## begin Data provided

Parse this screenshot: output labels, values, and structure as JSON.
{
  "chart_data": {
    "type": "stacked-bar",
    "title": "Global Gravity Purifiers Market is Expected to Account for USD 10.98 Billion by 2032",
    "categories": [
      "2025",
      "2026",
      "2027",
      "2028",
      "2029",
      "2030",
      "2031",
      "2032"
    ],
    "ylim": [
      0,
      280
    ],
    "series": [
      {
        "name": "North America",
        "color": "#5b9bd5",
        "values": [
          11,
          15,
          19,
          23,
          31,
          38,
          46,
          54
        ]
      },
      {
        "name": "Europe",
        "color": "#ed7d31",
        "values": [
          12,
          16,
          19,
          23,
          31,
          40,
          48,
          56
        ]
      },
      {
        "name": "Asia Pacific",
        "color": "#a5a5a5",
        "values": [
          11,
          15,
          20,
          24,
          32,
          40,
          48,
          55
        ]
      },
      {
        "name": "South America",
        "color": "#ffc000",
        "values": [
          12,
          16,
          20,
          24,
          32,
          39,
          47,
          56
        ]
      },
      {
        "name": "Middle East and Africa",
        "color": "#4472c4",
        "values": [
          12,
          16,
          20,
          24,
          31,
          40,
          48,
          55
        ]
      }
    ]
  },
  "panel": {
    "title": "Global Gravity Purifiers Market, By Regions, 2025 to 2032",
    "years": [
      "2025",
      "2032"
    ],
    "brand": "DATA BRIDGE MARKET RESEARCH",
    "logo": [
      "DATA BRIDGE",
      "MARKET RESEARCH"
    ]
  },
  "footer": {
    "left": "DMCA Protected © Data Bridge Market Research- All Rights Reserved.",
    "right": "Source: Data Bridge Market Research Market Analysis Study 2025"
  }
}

## end Data provided

Written task - Provide all the records again, word for word.

The completed task -
Parse this screenshot: output labels, values, and structure as JSON.
{
  "chart_data": {
    "type": "stacked-bar",
    "title": "Global Gravity Purifiers Market is Expected to Account for USD 10.98 Billion by 2032",
    "categories": [
      "2025",
      "2026",
      "2027",
      "2028",
      "2029",
      "2030",
      "2031",
      "2032"
    ],
    "ylim": [
      0,
      280
    ],
    "series": [
      {
        "name": "North America",
        "color": "#5b9bd5",
        "values": [
          11,
          15,
          19,
          23,
          31,
          38,
          46,
          54
        ]
      },
      {
        "name": "Europe",
        "color": "#ed7d31",
        "values": [
          12,
          16,
          19,
          23,
          31,
          40,
          48,
          56
        ]
      },
      {
        "name": "Asia Pacific",
        "color": "#a5a5a5",
        "values": [
          11,
          15,
          20,
          24,
          32,
          40,
          48,
          55
        ]
      },
      {
        "name": "South America",
        "color": "#ffc000",
        "values": [
          12,
          16,
          20,
          24,
          32,
          39,
          47,
          56
        ]
      },
      {
        "name": "Middle East and Africa",
        "color": "#4472c4",
        "values": [
          12,
          16,
          20,
          24,
          31,
          40,
          48,
          55
        ]
      }
    ]
  },
  "panel": {
    "title": "Global Gravity Purifiers Market, By Regions, 2025 to 2032",
    "years": [
      "2025",
      "2032"
    ],
    "brand": "DATA BRIDGE MARKET RESEARCH",
    "logo": [
      "DATA BRIDGE",
      "MARKET RESEARCH"
    ]
  },
  "footer": {
    "left": "DMCA Protected © Data Bridge Market Research- All Rights Reserved.",
    "right": "Source: Data Bridge Market Research Market Analysis Study 2025"
  }
}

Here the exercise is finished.